_Given problem_
Your answer should be a single number: the count of lines that include the word "example".

_Data items_
______
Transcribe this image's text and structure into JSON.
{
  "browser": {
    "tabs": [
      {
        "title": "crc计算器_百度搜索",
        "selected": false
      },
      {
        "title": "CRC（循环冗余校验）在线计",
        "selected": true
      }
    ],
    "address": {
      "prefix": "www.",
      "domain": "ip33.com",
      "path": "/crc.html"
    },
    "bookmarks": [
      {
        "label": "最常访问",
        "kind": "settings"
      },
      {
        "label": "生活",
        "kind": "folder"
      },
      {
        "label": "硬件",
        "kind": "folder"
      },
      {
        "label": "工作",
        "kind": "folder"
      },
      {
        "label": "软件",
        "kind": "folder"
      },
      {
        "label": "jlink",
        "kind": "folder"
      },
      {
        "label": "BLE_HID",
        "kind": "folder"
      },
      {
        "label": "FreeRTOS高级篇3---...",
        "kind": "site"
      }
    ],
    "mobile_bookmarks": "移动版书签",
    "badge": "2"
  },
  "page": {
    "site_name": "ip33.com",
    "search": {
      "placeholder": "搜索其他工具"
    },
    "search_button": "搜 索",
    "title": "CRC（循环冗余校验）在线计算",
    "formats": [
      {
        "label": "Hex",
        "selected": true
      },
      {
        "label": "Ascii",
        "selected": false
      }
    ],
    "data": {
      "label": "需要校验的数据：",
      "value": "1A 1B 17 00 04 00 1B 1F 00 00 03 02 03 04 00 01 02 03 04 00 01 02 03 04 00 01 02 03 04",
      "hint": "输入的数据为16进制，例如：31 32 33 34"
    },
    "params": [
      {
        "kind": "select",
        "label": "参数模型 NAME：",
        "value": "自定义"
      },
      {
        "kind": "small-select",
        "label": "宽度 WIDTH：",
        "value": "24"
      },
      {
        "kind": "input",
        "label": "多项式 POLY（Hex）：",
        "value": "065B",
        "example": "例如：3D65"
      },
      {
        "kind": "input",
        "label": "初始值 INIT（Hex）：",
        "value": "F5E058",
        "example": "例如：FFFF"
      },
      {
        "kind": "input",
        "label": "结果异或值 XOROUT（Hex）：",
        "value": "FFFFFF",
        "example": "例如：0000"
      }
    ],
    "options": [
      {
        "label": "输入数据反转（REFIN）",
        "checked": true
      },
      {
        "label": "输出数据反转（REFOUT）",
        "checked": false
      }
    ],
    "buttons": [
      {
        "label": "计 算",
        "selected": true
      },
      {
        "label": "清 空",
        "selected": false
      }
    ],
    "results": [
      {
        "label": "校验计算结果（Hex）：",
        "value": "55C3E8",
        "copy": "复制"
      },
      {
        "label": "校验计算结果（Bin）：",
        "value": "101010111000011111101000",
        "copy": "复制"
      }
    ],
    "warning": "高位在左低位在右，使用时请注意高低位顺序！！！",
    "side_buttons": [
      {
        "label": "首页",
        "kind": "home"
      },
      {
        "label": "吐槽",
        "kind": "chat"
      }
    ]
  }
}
______
_The solution_
3